BRIEF -
Transcribe everything in the data word for word. Pictures are left out.

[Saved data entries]
_ _ _

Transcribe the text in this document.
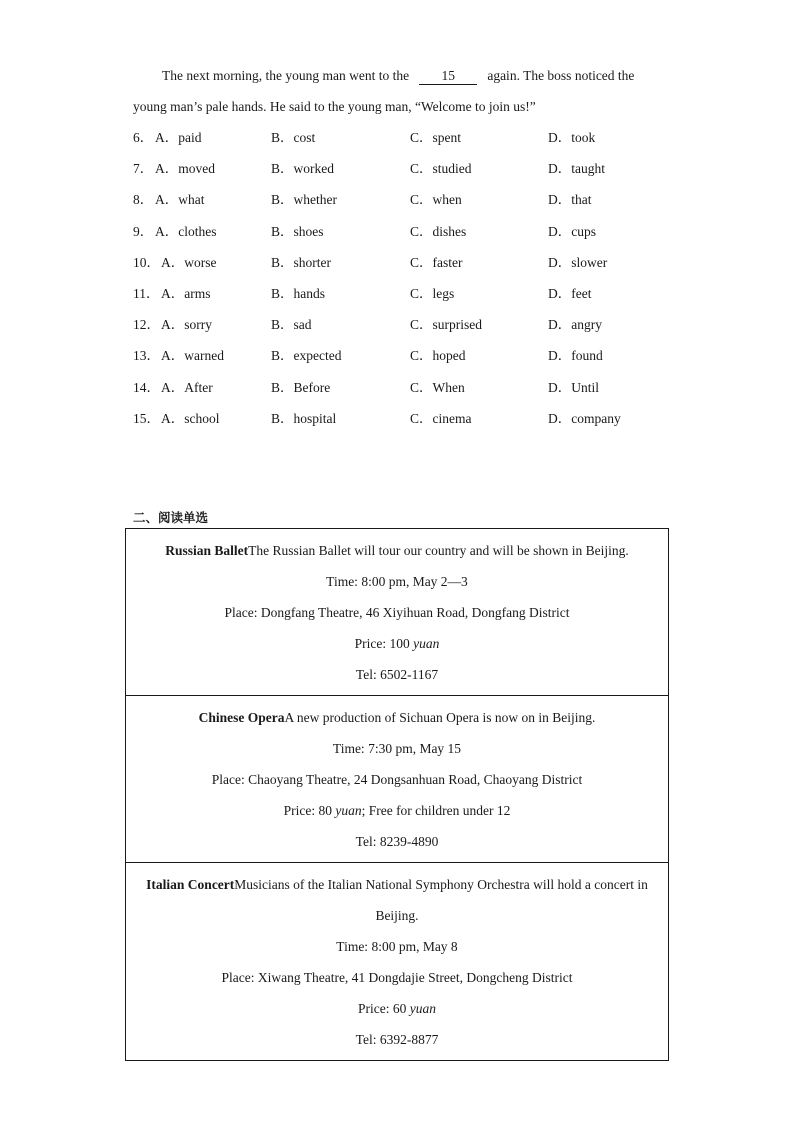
The next morning, the young man went to the 15 again. The boss noticed the
young man’s pale hands. He said to the young man, “Welcome to join us!”
6． A．paid	B．cost	C．spent	D．took
7． A．moved	B．worked	C．studied	D．taught
8． A．what	B．whether	C．when	D．that
9． A．clothes	B．shoes	C．dishes	D．cups
10． A．worse	B．shorter	C．faster	D．slower
11． A．arms	B．hands	C．legs	D．feet
12． A．sorry	B．sad	C．surprised	D．angry
13． A．warned	B．expected	C．hoped	D．found
14． A．After	B．Before	C．When	D．Until
15． A．school	B．hospital	C．cinema	D．company
二、阅读单选
Russian BalletThe Russian Ballet will tour our country and will be shown in Beijing.
Time: 8:00 pm, May 2—3
Place: Dongfang Theatre, 46 Xiyihuan Road, Dongfang District
Price: 100 yuan
Tel: 6502-1167
Chinese OperaA new production of Sichuan Opera is now on in Beijing.
Time: 7:30 pm, May 15
Place: Chaoyang Theatre, 24 Dongsanhuan Road, Chaoyang District
Price: 80 yuan; Free for children under 12
Tel: 8239-4890
Italian ConcertMusicians of the Italian National Symphony Orchestra will hold a concert in Beijing.
Time: 8:00 pm, May 8
Place: Xiwang Theatre, 41 Dongdajie Street, Dongcheng District
Price: 60 yuan
Tel: 6392-8877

_ _ _

SOLUTION FOR THIS EXERCISE -
Transcribe the text in this document.
The next morning, the young man went to the 15 again. The boss noticed the
young man’s pale hands. He said to the young man, “Welcome to join us!”
6． A．paid	B．cost	C．spent	D．took
7． A．moved	B．worked	C．studied	D．taught
8． A．what	B．whether	C．when	D．that
9． A．clothes	B．shoes	C．dishes	D．cups
10． A．worse	B．shorter	C．faster	D．slower
11． A．arms	B．hands	C．legs	D．feet
12． A．sorry	B．sad	C．surprised	D．angry
13． A．warned	B．expected	C．hoped	D．found
14． A．After	B．Before	C．When	D．Until
15． A．school	B．hospital	C．cinema	D．company
二、阅读单选
Russian BalletThe Russian Ballet will tour our country and will be shown in Beijing.
Time: 8:00 pm, May 2—3
Place: Dongfang Theatre, 46 Xiyihuan Road, Dongfang District
Price: 100 yuan
Tel: 6502-1167
Chinese OperaA new production of Sichuan Opera is now on in Beijing.
Time: 7:30 pm, May 15
Place: Chaoyang Theatre, 24 Dongsanhuan Road, Chaoyang District
Price: 80 yuan; Free for children under 12
Tel: 8239-4890
Italian ConcertMusicians of the Italian National Symphony Orchestra will hold a concert in Beijing.
Time: 8:00 pm, May 8
Place: Xiwang Theatre, 41 Dongdajie Street, Dongcheng District
Price: 60 yuan
Tel: 6392-8877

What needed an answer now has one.